• **Records supplied**:
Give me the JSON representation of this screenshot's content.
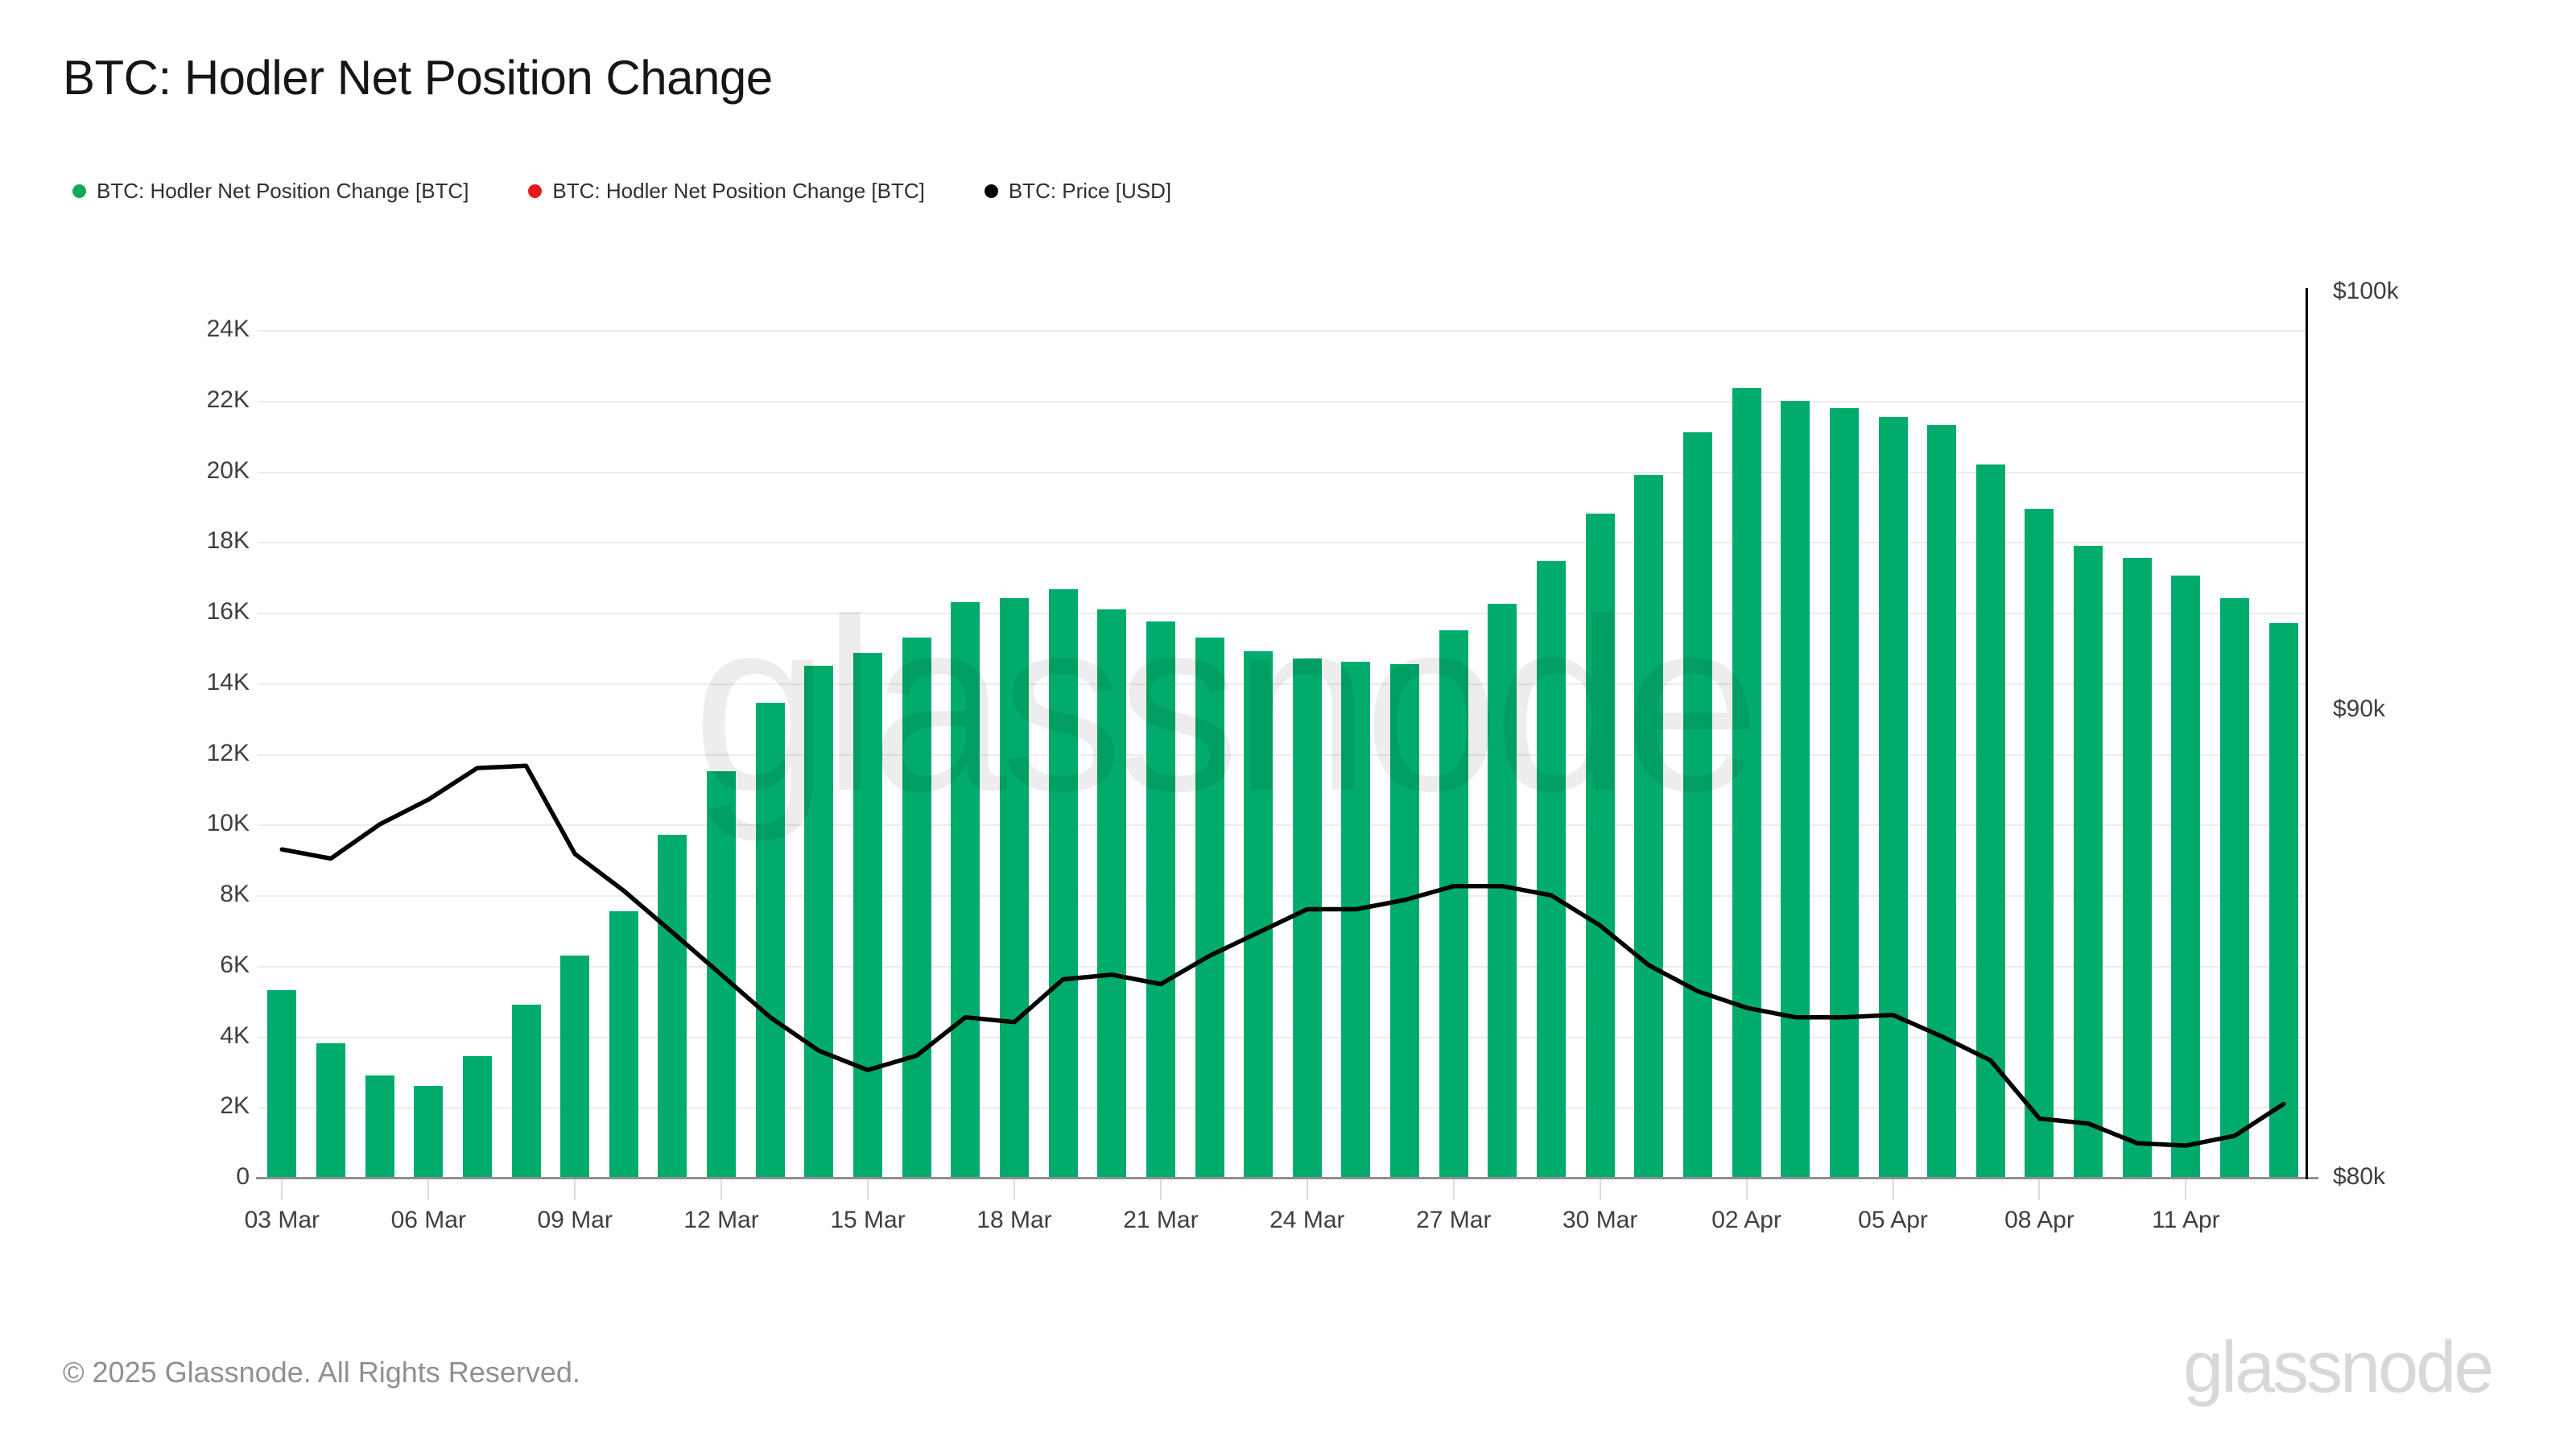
{
  "header": {
    "title": "BTC: Hodler Net Position Change"
  },
  "legend": [
    {
      "label": "BTC: Hodler Net Position Change [BTC]",
      "color": "#14a75c"
    },
    {
      "label": "BTC: Hodler Net Position Change [BTC]",
      "color": "#e81717"
    },
    {
      "label": "BTC: Price [USD]",
      "color": "#000000"
    }
  ],
  "chart_data": {
    "type": "bar",
    "title": "BTC: Hodler Net Position Change",
    "grid": "horizontal",
    "legend_position": "top-left",
    "categories": [
      "03 Mar",
      "04 Mar",
      "05 Mar",
      "06 Mar",
      "07 Mar",
      "08 Mar",
      "09 Mar",
      "10 Mar",
      "11 Mar",
      "12 Mar",
      "13 Mar",
      "14 Mar",
      "15 Mar",
      "16 Mar",
      "17 Mar",
      "18 Mar",
      "19 Mar",
      "20 Mar",
      "21 Mar",
      "22 Mar",
      "23 Mar",
      "24 Mar",
      "25 Mar",
      "26 Mar",
      "27 Mar",
      "28 Mar",
      "29 Mar",
      "30 Mar",
      "31 Mar",
      "01 Apr",
      "02 Apr",
      "03 Apr",
      "04 Apr",
      "05 Apr",
      "06 Apr",
      "07 Apr",
      "08 Apr",
      "09 Apr",
      "10 Apr",
      "11 Apr",
      "12 Apr",
      "13 Apr"
    ],
    "series": [
      {
        "name": "BTC: Hodler Net Position Change [BTC]",
        "type": "bar",
        "axis": "left",
        "unit": "BTC",
        "color": "#00ab6b",
        "values": [
          5300,
          3800,
          2900,
          2600,
          3450,
          4900,
          6300,
          7550,
          9700,
          11500,
          13450,
          14500,
          14850,
          15300,
          16300,
          16400,
          16650,
          16100,
          15750,
          15300,
          14900,
          14700,
          14600,
          14550,
          15500,
          16250,
          17450,
          18800,
          19900,
          21100,
          22350,
          22000,
          21800,
          21550,
          21300,
          20200,
          18950,
          17900,
          17550,
          17050,
          16400,
          15700
        ]
      },
      {
        "name": "BTC: Price [USD]",
        "type": "line",
        "axis": "right",
        "unit": "USD",
        "color": "#000000",
        "scale": "log",
        "values": [
          86900,
          86700,
          87450,
          88000,
          88700,
          88750,
          86800,
          86000,
          85100,
          84200,
          83300,
          82600,
          82200,
          82500,
          83300,
          83200,
          84100,
          84200,
          84000,
          84600,
          85100,
          85600,
          85600,
          85800,
          86100,
          86100,
          85900,
          85250,
          84400,
          83850,
          83500,
          83300,
          83300,
          83350,
          82900,
          82400,
          81200,
          81100,
          80700,
          80650,
          80850,
          81500
        ]
      }
    ],
    "left_axis": {
      "min": 0,
      "max": 24000,
      "ticks": [
        "24K",
        "22K",
        "20K",
        "18K",
        "16K",
        "14K",
        "12K",
        "10K",
        "8K",
        "6K",
        "4K",
        "2K",
        "0"
      ]
    },
    "right_axis": {
      "min": 80000,
      "max": 100000,
      "scale": "log",
      "ticks": [
        {
          "label": "$100k",
          "value": 100000
        },
        {
          "label": "$90k",
          "value": 90000
        },
        {
          "label": "$80k",
          "value": 80000
        }
      ]
    },
    "x_tick_labels": [
      "03 Mar",
      "06 Mar",
      "09 Mar",
      "12 Mar",
      "15 Mar",
      "18 Mar",
      "21 Mar",
      "24 Mar",
      "27 Mar",
      "30 Mar",
      "02 Apr",
      "05 Apr",
      "08 Apr",
      "11 Apr"
    ],
    "x_tick_every": 3
  },
  "theme": {
    "bar_green": "#00ab6b",
    "price_line_black": "#000000",
    "grid_color": "#ececec",
    "axis_text_color": "#3f3f3f",
    "baseline_color": "#8f8f8f",
    "tick_color": "#dcdcdc"
  },
  "watermark": {
    "text": "glassnode"
  },
  "footer": {
    "copyright": "© 2025 Glassnode. All Rights Reserved.",
    "brand": "glassnode"
  }
}
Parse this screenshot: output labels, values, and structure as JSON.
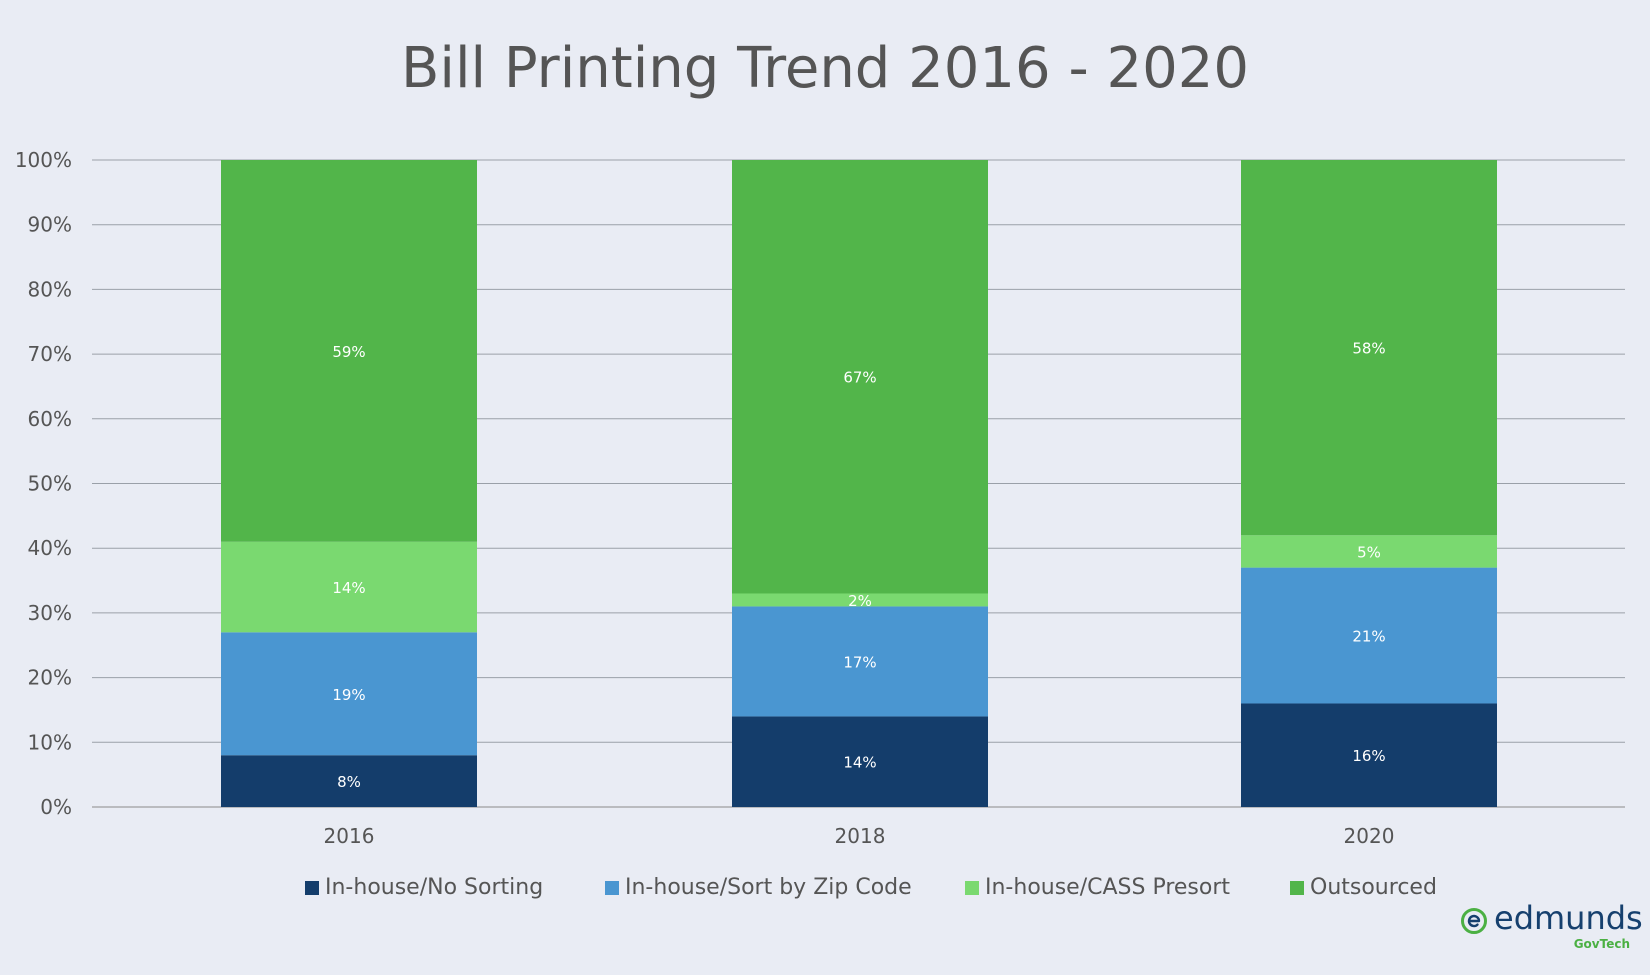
{
  "chart_data": {
    "type": "bar",
    "stacked": true,
    "title": "Bill Printing Trend 2016 - 2020",
    "categories": [
      "2016",
      "2018",
      "2020"
    ],
    "series": [
      {
        "name": "In-house/No Sorting",
        "values": [
          8,
          14,
          16
        ],
        "labels": [
          "8%",
          "14%",
          "16%"
        ],
        "color": "#143d6b"
      },
      {
        "name": "In-house/Sort by Zip Code",
        "values": [
          19,
          17,
          21
        ],
        "labels": [
          "19%",
          "17%",
          "21%"
        ],
        "color": "#4a96d1"
      },
      {
        "name": "In-house/CASS Presort",
        "values": [
          14,
          2,
          5
        ],
        "labels": [
          "14%",
          "2%",
          "5%"
        ],
        "color": "#7ad970"
      },
      {
        "name": "Outsourced",
        "values": [
          59,
          67,
          58
        ],
        "labels": [
          "59%",
          "67%",
          "58%"
        ],
        "color": "#52b54a"
      }
    ],
    "ylim": [
      0,
      100
    ],
    "yticks": [
      "0%",
      "10%",
      "20%",
      "30%",
      "40%",
      "50%",
      "60%",
      "70%",
      "80%",
      "90%",
      "100%"
    ],
    "grid": true,
    "legend_position": "bottom"
  },
  "logo": {
    "name": "edmunds",
    "sub": "GovTech",
    "icon": "edmunds-e-logo-icon",
    "color": "#16406e",
    "accent": "#4bb043"
  }
}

• **Exercise**: Do not include images; quote all of the entries above exactly.

• **Expected output**:
Give me the JSON representation of this screenshot's content.
{
  "header": {
    "title": "BTC: Hodler Net Position Change"
  },
  "legend": [
    {
      "label": "BTC: Hodler Net Position Change [BTC]",
      "color": "#14a75c"
    },
    {
      "label": "BTC: Hodler Net Position Change [BTC]",
      "color": "#e81717"
    },
    {
      "label": "BTC: Price [USD]",
      "color": "#000000"
    }
  ],
  "chart_data": {
    "type": "bar",
    "title": "BTC: Hodler Net Position Change",
    "grid": "horizontal",
    "legend_position": "top-left",
    "categories": [
      "03 Mar",
      "04 Mar",
      "05 Mar",
      "06 Mar",
      "07 Mar",
      "08 Mar",
      "09 Mar",
      "10 Mar",
      "11 Mar",
      "12 Mar",
      "13 Mar",
      "14 Mar",
      "15 Mar",
      "16 Mar",
      "17 Mar",
      "18 Mar",
      "19 Mar",
      "20 Mar",
      "21 Mar",
      "22 Mar",
      "23 Mar",
      "24 Mar",
      "25 Mar",
      "26 Mar",
      "27 Mar",
      "28 Mar",
      "29 Mar",
      "30 Mar",
      "31 Mar",
      "01 Apr",
      "02 Apr",
      "03 Apr",
      "04 Apr",
      "05 Apr",
      "06 Apr",
      "07 Apr",
      "08 Apr",
      "09 Apr",
      "10 Apr",
      "11 Apr",
      "12 Apr",
      "13 Apr"
    ],
    "series": [
      {
        "name": "BTC: Hodler Net Position Change [BTC]",
        "type": "bar",
        "axis": "left",
        "unit": "BTC",
        "color": "#00ab6b",
        "values": [
          5300,
          3800,
          2900,
          2600,
          3450,
          4900,
          6300,
          7550,
          9700,
          11500,
          13450,
          14500,
          14850,
          15300,
          16300,
          16400,
          16650,
          16100,
          15750,
          15300,
          14900,
          14700,
          14600,
          14550,
          15500,
          16250,
          17450,
          18800,
          19900,
          21100,
          22350,
          22000,
          21800,
          21550,
          21300,
          20200,
          18950,
          17900,
          17550,
          17050,
          16400,
          15700
        ]
      },
      {
        "name": "BTC: Price [USD]",
        "type": "line",
        "axis": "right",
        "unit": "USD",
        "color": "#000000",
        "scale": "log",
        "values": [
          86900,
          86700,
          87450,
          88000,
          88700,
          88750,
          86800,
          86000,
          85100,
          84200,
          83300,
          82600,
          82200,
          82500,
          83300,
          83200,
          84100,
          84200,
          84000,
          84600,
          85100,
          85600,
          85600,
          85800,
          86100,
          86100,
          85900,
          85250,
          84400,
          83850,
          83500,
          83300,
          83300,
          83350,
          82900,
          82400,
          81200,
          81100,
          80700,
          80650,
          80850,
          81500
        ]
      }
    ],
    "left_axis": {
      "min": 0,
      "max": 24000,
      "ticks": [
        "24K",
        "22K",
        "20K",
        "18K",
        "16K",
        "14K",
        "12K",
        "10K",
        "8K",
        "6K",
        "4K",
        "2K",
        "0"
      ]
    },
    "right_axis": {
      "min": 80000,
      "max": 100000,
      "scale": "log",
      "ticks": [
        {
          "label": "$100k",
          "value": 100000
        },
        {
          "label": "$90k",
          "value": 90000
        },
        {
          "label": "$80k",
          "value": 80000
        }
      ]
    },
    "x_tick_labels": [
      "03 Mar",
      "06 Mar",
      "09 Mar",
      "12 Mar",
      "15 Mar",
      "18 Mar",
      "21 Mar",
      "24 Mar",
      "27 Mar",
      "30 Mar",
      "02 Apr",
      "05 Apr",
      "08 Apr",
      "11 Apr"
    ],
    "x_tick_every": 3
  },
  "theme": {
    "bar_green": "#00ab6b",
    "price_line_black": "#000000",
    "grid_color": "#ececec",
    "axis_text_color": "#3f3f3f",
    "baseline_color": "#8f8f8f",
    "tick_color": "#dcdcdc"
  },
  "watermark": {
    "text": "glassnode"
  },
  "footer": {
    "copyright": "© 2025 Glassnode. All Rights Reserved.",
    "brand": "glassnode"
  }
}
Parse this screenshot: output labels, values, and structure as JSON.
{
  "chart_data": {
    "type": "bar",
    "stacked": true,
    "title": "Bill Printing Trend 2016 - 2020",
    "categories": [
      "2016",
      "2018",
      "2020"
    ],
    "series": [
      {
        "name": "In-house/No Sorting",
        "values": [
          8,
          14,
          16
        ],
        "labels": [
          "8%",
          "14%",
          "16%"
        ],
        "color": "#143d6b"
      },
      {
        "name": "In-house/Sort by Zip Code",
        "values": [
          19,
          17,
          21
        ],
        "labels": [
          "19%",
          "17%",
          "21%"
        ],
        "color": "#4a96d1"
      },
      {
        "name": "In-house/CASS Presort",
        "values": [
          14,
          2,
          5
        ],
        "labels": [
          "14%",
          "2%",
          "5%"
        ],
        "color": "#7ad970"
      },
      {
        "name": "Outsourced",
        "values": [
          59,
          67,
          58
        ],
        "labels": [
          "59%",
          "67%",
          "58%"
        ],
        "color": "#52b54a"
      }
    ],
    "ylim": [
      0,
      100
    ],
    "yticks": [
      "0%",
      "10%",
      "20%",
      "30%",
      "40%",
      "50%",
      "60%",
      "70%",
      "80%",
      "90%",
      "100%"
    ],
    "grid": true,
    "legend_position": "bottom"
  },
  "logo": {
    "name": "edmunds",
    "sub": "GovTech",
    "icon": "edmunds-e-logo-icon",
    "color": "#16406e",
    "accent": "#4bb043"
  }
}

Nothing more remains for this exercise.